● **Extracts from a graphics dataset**
--------------------
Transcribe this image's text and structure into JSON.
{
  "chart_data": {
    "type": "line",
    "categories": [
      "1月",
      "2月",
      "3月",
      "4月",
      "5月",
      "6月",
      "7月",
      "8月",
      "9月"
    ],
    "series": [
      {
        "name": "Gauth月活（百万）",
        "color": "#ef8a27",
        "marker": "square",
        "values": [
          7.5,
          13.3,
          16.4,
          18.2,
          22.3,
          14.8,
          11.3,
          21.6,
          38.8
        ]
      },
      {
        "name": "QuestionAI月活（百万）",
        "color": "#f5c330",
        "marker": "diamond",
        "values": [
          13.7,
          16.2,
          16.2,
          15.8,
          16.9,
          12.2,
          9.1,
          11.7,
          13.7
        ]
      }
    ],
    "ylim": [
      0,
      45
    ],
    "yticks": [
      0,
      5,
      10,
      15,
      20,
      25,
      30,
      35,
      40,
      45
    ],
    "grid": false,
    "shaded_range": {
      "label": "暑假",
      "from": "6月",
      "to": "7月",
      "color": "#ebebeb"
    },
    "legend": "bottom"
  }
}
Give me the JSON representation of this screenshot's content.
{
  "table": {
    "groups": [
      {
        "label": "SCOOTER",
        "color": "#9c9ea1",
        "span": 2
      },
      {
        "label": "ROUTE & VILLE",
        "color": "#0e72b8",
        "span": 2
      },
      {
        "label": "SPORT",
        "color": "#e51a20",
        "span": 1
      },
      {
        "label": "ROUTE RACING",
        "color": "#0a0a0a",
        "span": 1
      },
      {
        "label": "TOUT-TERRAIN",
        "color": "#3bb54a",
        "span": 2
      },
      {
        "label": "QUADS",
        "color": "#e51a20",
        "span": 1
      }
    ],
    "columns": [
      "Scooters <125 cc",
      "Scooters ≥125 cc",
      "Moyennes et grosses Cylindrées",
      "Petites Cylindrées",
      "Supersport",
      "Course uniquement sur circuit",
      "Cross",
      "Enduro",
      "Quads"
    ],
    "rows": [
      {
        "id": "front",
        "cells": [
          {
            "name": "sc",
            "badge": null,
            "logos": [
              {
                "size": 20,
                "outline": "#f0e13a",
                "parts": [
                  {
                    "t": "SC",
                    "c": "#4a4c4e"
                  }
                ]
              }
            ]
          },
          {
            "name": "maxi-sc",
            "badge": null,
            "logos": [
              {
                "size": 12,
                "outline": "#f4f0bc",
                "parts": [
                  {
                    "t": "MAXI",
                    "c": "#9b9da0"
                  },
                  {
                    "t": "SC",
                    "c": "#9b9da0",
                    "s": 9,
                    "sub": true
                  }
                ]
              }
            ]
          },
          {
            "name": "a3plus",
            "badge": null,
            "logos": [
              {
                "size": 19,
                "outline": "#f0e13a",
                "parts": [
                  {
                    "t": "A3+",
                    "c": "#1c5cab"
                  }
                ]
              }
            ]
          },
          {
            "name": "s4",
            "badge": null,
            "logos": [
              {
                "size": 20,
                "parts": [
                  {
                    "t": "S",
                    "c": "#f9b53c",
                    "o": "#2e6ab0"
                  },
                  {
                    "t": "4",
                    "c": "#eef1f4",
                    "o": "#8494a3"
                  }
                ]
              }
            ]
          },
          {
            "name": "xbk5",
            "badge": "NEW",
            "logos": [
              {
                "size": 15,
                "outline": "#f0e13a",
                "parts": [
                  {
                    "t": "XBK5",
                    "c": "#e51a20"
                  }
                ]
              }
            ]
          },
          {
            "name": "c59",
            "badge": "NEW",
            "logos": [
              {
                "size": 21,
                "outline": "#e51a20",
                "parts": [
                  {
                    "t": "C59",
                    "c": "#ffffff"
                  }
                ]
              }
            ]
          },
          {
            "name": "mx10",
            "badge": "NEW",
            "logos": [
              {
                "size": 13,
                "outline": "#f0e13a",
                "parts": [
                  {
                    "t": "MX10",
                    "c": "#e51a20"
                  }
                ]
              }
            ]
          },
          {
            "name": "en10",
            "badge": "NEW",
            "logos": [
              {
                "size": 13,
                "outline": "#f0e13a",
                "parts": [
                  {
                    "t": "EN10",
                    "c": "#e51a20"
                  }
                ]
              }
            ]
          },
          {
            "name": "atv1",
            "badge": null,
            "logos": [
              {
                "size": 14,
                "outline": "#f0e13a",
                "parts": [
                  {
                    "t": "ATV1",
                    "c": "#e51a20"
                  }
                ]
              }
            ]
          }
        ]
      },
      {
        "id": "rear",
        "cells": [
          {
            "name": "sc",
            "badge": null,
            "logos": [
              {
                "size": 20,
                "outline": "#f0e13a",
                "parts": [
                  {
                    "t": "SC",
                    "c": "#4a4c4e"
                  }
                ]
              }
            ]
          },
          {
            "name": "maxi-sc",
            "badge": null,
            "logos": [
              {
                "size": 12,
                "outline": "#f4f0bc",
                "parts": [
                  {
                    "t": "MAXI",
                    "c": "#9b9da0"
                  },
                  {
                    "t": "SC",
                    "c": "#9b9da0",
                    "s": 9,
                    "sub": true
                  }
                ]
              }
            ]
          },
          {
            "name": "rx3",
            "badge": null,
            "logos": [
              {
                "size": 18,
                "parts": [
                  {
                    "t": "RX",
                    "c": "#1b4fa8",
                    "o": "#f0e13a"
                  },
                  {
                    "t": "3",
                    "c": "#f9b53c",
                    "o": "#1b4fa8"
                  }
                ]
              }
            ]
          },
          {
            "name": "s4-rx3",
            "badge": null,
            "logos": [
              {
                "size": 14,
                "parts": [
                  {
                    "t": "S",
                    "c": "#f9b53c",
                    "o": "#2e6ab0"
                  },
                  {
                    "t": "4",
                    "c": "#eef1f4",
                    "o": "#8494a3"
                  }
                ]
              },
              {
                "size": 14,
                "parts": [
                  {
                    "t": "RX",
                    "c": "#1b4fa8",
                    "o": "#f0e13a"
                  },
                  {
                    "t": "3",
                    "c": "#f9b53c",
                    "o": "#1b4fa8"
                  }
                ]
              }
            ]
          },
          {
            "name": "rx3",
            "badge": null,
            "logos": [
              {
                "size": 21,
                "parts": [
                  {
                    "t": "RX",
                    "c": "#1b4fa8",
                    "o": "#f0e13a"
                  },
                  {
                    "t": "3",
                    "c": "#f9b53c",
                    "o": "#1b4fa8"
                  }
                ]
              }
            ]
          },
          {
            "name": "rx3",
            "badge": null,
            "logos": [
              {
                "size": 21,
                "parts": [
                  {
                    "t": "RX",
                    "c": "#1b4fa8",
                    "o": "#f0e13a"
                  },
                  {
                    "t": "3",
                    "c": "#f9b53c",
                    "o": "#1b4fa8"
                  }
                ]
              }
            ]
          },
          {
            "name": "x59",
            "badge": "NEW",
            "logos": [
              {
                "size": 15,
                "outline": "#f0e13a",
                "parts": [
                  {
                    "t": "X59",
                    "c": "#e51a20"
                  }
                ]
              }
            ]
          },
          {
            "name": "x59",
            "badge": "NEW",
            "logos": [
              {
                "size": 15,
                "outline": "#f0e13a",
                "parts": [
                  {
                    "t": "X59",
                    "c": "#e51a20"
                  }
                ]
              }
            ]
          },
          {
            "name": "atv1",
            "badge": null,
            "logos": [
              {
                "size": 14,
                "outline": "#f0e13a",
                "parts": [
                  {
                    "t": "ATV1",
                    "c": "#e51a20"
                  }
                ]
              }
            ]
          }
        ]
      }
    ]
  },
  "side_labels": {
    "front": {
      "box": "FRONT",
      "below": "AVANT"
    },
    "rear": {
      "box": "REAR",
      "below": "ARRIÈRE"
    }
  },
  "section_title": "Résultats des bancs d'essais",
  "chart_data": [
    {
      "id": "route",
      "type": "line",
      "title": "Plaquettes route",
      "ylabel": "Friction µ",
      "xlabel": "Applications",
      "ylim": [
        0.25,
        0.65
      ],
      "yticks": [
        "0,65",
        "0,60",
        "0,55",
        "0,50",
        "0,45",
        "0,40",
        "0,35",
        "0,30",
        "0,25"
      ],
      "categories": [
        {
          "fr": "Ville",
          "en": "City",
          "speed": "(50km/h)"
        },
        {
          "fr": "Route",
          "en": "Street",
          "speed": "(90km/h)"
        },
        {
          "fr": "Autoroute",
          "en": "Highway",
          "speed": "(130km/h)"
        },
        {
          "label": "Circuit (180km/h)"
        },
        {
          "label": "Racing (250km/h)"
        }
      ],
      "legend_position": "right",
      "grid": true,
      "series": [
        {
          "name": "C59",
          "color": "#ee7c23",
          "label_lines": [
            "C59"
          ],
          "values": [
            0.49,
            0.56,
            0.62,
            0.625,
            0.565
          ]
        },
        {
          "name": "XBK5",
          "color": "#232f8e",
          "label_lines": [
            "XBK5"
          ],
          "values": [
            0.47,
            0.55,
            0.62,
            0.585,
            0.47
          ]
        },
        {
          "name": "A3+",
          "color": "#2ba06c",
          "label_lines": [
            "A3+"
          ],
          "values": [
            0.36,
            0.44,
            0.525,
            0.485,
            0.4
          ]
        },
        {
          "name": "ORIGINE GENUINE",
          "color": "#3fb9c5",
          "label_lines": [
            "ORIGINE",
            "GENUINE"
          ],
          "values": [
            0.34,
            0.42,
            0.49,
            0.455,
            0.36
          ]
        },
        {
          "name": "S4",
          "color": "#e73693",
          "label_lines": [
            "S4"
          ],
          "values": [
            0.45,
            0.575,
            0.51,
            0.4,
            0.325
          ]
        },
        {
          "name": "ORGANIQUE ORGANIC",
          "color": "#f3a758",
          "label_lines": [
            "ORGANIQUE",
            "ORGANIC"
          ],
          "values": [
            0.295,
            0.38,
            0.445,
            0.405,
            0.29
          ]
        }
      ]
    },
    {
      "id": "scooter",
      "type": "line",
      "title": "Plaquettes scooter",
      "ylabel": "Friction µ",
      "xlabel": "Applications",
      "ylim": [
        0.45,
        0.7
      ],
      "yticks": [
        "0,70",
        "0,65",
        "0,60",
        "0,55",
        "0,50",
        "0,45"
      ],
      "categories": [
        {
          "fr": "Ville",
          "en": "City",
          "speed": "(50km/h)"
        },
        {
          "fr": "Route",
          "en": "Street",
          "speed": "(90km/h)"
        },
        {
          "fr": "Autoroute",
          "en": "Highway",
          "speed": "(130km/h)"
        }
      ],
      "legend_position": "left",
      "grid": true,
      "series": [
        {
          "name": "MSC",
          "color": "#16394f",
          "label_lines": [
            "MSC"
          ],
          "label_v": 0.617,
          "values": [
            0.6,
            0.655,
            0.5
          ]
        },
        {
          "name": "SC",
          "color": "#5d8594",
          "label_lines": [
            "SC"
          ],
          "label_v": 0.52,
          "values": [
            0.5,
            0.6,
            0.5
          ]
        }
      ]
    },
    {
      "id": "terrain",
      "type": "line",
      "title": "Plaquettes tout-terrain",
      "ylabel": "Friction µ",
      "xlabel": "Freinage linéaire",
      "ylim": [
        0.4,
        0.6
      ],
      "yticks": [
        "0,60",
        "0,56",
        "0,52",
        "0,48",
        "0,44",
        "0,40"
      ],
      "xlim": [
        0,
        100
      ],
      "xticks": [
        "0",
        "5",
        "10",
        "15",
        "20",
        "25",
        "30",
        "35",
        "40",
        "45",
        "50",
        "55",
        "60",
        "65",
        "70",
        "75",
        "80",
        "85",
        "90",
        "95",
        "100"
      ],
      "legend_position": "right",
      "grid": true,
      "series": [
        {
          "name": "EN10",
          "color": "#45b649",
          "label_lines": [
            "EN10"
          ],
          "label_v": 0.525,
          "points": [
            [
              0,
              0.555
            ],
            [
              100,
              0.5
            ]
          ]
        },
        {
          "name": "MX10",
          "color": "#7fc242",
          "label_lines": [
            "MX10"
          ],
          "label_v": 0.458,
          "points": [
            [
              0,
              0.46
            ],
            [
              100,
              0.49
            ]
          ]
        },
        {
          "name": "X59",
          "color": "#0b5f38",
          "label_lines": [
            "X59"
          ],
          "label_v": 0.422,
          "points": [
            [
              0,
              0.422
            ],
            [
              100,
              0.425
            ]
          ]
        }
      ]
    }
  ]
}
--------------------
● **Work instructions**
Extract every line from the records above that contains the word "this".

● **Finished answer**
Transcribe this image's text and structure into JSON.
Give me the JSON representation of this screenshot's content.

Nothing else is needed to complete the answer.